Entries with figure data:
☆ ☆ ☆

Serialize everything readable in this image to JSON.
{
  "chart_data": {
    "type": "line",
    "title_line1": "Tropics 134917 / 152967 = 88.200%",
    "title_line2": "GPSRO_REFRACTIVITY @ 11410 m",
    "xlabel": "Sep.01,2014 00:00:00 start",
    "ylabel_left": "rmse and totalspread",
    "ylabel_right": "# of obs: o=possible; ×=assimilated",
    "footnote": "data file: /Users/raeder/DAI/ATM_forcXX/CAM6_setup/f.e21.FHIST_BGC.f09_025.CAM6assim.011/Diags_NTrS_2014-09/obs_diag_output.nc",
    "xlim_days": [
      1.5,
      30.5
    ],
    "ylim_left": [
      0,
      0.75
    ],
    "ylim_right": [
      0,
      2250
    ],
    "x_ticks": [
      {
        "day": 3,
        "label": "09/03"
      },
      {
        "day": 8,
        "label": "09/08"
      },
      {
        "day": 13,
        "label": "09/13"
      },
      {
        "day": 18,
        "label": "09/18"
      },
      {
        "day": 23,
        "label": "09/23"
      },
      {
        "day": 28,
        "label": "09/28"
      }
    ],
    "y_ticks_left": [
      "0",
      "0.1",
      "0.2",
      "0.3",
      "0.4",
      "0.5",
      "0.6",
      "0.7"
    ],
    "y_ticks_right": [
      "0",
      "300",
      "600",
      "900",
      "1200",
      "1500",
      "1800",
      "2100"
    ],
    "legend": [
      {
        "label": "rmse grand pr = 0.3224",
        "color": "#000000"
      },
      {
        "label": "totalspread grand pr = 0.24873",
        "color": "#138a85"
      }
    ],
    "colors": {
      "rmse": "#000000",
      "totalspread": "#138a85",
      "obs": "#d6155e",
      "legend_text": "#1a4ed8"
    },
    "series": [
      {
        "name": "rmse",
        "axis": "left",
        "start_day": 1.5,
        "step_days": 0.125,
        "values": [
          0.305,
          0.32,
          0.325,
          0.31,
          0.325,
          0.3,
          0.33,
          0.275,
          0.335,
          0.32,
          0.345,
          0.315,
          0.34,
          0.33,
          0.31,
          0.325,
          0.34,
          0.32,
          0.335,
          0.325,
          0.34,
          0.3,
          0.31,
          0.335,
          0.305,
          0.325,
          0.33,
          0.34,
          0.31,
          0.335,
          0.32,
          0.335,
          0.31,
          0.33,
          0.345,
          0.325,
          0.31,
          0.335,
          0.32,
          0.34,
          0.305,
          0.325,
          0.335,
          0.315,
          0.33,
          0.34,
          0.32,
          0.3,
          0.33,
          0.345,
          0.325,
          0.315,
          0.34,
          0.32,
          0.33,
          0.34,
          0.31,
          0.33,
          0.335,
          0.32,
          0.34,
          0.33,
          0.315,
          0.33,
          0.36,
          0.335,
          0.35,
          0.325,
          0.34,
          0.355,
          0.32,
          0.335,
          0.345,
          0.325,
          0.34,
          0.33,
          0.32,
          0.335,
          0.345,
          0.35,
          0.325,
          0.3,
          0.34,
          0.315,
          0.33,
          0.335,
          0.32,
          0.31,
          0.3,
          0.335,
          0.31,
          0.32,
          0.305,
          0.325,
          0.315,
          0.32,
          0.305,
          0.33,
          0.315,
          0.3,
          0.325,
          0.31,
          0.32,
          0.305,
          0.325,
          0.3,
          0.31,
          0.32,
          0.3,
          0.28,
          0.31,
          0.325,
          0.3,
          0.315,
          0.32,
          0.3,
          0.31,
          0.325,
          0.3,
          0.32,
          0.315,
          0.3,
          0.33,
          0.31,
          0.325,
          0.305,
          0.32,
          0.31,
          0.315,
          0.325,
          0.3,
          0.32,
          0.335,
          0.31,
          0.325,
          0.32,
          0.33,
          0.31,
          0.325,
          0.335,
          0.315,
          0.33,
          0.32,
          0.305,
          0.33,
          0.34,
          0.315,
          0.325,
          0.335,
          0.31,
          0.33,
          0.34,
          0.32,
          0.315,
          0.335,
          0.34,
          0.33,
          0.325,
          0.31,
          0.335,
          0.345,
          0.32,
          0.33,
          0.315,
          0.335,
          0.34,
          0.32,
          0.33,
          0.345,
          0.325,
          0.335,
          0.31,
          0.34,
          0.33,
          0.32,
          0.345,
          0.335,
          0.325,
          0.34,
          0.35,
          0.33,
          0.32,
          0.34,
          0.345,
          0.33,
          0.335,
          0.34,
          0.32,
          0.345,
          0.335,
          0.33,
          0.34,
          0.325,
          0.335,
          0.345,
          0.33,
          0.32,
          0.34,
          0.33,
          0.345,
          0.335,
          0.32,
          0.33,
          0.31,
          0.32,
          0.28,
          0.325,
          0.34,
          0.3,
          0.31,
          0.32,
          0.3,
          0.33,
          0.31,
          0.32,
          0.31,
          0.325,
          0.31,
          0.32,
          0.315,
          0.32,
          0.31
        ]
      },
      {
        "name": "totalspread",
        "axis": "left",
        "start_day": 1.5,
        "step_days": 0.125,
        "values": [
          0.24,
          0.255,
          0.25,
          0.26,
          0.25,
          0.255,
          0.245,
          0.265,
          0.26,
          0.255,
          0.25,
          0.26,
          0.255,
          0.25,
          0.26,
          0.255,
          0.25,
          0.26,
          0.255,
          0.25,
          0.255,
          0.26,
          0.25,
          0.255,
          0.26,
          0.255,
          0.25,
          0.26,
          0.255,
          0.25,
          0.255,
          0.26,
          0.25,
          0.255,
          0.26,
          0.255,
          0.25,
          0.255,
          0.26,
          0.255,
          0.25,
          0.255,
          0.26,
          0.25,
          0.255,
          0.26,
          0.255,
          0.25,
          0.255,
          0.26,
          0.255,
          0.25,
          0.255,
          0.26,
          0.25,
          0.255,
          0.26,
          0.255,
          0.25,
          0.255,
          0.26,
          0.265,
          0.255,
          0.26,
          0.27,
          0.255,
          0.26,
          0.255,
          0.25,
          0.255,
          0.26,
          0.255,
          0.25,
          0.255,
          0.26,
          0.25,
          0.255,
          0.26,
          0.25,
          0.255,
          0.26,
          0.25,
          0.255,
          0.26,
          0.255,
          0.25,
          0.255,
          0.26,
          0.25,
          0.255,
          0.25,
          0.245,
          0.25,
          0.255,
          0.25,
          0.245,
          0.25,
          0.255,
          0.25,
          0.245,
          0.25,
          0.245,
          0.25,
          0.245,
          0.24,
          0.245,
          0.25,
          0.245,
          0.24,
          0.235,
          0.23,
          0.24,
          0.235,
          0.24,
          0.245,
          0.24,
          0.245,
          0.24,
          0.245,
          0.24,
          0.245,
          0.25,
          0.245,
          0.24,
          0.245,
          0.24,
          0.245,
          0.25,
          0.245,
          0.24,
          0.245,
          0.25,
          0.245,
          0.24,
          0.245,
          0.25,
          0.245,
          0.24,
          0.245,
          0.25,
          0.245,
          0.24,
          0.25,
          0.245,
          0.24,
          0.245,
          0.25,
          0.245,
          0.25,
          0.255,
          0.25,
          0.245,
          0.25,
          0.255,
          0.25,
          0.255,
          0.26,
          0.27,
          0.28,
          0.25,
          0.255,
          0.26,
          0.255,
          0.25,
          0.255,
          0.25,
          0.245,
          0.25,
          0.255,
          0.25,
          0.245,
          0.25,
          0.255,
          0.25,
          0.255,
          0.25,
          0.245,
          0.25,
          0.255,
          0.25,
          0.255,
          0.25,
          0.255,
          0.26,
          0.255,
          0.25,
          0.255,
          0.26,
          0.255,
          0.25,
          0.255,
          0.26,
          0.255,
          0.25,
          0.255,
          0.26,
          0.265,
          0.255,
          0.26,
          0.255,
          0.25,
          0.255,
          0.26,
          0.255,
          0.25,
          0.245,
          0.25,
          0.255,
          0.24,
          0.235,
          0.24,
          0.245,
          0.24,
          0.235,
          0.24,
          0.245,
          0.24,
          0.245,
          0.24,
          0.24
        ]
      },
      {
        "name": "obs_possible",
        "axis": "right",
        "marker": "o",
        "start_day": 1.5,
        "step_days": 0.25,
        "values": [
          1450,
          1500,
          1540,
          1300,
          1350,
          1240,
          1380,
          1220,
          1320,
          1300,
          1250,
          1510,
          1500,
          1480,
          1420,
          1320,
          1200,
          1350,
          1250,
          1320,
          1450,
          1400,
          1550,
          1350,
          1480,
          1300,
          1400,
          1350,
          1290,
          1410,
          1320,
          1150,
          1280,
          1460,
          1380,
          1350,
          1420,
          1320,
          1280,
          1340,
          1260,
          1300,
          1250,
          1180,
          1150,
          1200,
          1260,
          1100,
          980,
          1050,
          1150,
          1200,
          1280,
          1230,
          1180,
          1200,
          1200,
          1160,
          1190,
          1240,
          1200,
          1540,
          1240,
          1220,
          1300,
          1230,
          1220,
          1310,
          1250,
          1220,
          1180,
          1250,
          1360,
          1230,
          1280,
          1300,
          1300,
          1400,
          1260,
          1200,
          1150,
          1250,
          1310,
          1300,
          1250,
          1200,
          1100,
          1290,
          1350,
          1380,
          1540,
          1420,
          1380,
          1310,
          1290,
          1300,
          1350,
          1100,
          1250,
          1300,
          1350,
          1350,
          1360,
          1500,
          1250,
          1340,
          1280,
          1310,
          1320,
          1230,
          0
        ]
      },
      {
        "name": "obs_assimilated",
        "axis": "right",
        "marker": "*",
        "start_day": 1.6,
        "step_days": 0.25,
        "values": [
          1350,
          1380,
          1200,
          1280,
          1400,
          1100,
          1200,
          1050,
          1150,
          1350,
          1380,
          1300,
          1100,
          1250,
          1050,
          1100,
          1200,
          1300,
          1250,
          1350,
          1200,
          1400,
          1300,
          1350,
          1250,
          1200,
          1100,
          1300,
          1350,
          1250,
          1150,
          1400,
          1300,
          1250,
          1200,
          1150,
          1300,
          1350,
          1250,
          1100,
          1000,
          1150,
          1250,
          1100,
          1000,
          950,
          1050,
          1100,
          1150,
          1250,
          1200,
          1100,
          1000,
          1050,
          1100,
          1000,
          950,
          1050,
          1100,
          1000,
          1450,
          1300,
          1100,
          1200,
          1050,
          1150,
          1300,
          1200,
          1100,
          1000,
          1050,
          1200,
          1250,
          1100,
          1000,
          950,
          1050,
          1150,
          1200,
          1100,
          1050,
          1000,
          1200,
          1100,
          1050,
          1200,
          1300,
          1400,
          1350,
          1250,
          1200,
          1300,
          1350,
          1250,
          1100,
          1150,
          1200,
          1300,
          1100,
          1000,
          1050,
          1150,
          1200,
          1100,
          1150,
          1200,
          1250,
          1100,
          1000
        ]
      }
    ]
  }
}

☆ ☆ ☆

### What to produce
Give the number of lines in the records that contain the string "name", and nothing besides.

### Solved problem
4